* Exercise objective
Transcribe the tail of the listing: start at the line containing "Type out the text in this image." and stop after the last line, keeping every character as is and adding nothing.

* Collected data
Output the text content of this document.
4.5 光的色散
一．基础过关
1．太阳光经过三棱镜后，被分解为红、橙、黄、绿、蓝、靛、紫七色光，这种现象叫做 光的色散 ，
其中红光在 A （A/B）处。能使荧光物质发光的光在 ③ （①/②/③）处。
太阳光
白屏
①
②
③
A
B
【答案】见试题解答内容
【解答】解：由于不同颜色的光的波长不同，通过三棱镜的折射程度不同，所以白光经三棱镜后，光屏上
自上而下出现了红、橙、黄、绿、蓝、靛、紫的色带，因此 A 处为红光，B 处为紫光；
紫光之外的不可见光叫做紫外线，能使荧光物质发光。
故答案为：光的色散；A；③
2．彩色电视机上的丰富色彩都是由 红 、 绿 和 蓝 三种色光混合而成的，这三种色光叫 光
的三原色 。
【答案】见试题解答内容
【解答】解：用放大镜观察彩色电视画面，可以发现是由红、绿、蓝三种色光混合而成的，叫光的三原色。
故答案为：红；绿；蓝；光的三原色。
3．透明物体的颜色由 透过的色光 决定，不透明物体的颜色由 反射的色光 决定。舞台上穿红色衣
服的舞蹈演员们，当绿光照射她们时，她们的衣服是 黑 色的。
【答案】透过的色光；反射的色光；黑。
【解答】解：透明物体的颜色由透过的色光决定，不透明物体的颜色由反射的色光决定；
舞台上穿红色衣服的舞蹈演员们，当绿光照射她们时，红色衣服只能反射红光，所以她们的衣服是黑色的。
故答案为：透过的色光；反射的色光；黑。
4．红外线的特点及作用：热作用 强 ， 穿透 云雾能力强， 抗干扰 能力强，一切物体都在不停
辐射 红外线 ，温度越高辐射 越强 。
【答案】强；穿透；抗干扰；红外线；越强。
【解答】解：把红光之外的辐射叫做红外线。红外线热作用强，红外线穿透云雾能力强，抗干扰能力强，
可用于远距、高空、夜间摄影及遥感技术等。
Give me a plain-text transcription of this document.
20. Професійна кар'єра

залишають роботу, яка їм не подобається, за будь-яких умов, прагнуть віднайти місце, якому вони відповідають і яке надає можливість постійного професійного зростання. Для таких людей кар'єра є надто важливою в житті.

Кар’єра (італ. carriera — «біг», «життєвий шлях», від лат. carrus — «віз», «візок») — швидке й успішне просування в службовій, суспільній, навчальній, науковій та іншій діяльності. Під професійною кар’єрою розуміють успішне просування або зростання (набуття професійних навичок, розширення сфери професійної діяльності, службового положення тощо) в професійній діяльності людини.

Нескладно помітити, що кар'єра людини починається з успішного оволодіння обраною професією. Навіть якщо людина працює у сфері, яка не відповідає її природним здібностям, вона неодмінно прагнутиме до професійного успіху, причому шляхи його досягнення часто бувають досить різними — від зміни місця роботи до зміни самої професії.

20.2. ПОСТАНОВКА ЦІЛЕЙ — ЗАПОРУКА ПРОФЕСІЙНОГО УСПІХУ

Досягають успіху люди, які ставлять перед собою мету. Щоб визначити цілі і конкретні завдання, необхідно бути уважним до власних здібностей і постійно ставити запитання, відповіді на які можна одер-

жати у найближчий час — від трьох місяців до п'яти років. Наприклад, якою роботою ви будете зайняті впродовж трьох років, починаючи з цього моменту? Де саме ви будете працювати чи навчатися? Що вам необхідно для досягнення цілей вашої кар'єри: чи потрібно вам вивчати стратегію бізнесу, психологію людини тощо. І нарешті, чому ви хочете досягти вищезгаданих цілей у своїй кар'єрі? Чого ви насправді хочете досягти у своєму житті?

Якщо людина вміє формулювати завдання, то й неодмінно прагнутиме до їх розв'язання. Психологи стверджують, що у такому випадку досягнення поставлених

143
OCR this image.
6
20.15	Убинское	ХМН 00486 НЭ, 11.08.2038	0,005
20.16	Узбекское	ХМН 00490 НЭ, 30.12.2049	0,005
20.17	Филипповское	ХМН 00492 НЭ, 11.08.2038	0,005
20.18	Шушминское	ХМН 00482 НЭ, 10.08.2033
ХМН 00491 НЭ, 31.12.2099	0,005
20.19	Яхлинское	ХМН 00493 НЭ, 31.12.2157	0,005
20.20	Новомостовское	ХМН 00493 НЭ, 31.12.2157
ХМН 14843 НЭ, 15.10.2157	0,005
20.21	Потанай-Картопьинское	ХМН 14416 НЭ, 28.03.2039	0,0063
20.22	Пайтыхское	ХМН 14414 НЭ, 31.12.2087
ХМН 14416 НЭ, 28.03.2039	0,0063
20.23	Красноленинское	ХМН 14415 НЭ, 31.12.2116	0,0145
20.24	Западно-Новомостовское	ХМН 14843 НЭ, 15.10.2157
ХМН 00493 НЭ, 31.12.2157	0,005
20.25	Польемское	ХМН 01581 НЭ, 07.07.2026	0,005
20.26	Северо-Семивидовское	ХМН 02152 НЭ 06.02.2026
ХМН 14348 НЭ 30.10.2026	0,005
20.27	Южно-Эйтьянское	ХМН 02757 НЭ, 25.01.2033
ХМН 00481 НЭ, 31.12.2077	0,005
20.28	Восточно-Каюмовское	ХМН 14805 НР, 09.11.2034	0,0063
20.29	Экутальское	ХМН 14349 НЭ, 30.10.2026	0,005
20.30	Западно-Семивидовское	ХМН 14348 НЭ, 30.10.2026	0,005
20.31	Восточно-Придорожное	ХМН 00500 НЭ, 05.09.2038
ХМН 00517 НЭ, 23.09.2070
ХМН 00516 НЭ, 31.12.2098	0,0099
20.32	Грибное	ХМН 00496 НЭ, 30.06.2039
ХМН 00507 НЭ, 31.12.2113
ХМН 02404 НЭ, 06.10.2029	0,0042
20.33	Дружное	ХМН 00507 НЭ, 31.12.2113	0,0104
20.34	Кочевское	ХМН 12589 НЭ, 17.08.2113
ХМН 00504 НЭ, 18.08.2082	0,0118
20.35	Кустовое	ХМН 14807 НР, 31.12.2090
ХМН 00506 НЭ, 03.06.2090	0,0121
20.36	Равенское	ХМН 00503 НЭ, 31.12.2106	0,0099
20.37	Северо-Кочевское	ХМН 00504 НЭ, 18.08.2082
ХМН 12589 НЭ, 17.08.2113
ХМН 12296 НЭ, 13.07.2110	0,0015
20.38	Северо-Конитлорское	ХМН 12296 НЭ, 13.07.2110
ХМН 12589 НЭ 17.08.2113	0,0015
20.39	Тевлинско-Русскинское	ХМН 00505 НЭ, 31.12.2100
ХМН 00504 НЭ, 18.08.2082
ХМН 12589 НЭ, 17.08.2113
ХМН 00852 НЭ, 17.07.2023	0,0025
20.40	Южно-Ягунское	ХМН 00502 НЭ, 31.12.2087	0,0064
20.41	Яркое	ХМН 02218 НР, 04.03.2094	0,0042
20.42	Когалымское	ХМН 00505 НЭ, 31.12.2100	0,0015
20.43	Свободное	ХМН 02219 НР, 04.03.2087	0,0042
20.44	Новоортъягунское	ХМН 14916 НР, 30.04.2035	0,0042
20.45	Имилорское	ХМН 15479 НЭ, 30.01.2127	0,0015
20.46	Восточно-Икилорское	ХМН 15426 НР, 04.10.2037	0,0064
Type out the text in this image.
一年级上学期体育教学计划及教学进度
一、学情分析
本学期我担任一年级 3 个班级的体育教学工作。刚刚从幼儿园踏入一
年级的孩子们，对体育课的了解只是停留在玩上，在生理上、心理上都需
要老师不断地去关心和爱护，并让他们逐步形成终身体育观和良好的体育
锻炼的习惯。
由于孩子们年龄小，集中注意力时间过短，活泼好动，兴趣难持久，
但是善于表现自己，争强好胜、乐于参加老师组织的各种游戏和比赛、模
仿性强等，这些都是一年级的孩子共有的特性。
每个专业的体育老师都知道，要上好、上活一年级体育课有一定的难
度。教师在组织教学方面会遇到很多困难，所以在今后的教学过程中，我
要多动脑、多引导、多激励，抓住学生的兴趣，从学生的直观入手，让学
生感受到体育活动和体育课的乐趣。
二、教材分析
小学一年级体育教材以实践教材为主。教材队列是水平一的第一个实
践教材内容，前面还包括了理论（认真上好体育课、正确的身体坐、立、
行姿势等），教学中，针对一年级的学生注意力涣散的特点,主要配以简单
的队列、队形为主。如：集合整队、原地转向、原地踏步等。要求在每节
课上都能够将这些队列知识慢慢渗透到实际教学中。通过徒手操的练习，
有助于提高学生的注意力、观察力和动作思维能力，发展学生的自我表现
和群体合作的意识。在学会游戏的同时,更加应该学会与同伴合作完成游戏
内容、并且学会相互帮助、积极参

* Result for this task
Type out the text in this image.
一年级上学期体育教学计划及教学进度
一、学情分析
本学期我担任一年级 3 个班级的体育教学工作。刚刚从幼儿园踏入一
年级的孩子们，对体育课的了解只是停留在玩上，在生理上、心理上都需
要老师不断地去关心和爱护，并让他们逐步形成终身体育观和良好的体育
锻炼的习惯。
由于孩子们年龄小，集中注意力时间过短，活泼好动，兴趣难持久，
但是善于表现自己，争强好胜、乐于参加老师组织的各种游戏和比赛、模
仿性强等，这些都是一年级的孩子共有的特性。
每个专业的体育老师都知道，要上好、上活一年级体育课有一定的难
度。教师在组织教学方面会遇到很多困难，所以在今后的教学过程中，我
要多动脑、多引导、多激励，抓住学生的兴趣，从学生的直观入手，让学
生感受到体育活动和体育课的乐趣。
二、教材分析
小学一年级体育教材以实践教材为主。教材队列是水平一的第一个实
践教材内容，前面还包括了理论（认真上好体育课、正确的身体坐、立、
行姿势等），教学中，针对一年级的学生注意力涣散的特点,主要配以简单
的队列、队形为主。如：集合整队、原地转向、原地踏步等。要求在每节
课上都能够将这些队列知识慢慢渗透到实际教学中。通过徒手操的练习，
有助于提高学生的注意力、观察力和动作思维能力，发展学生的自我表现
和群体合作的意识。在学会游戏的同时,更加应该学会与同伴合作完成游戏
内容、并且学会相互帮助、积极参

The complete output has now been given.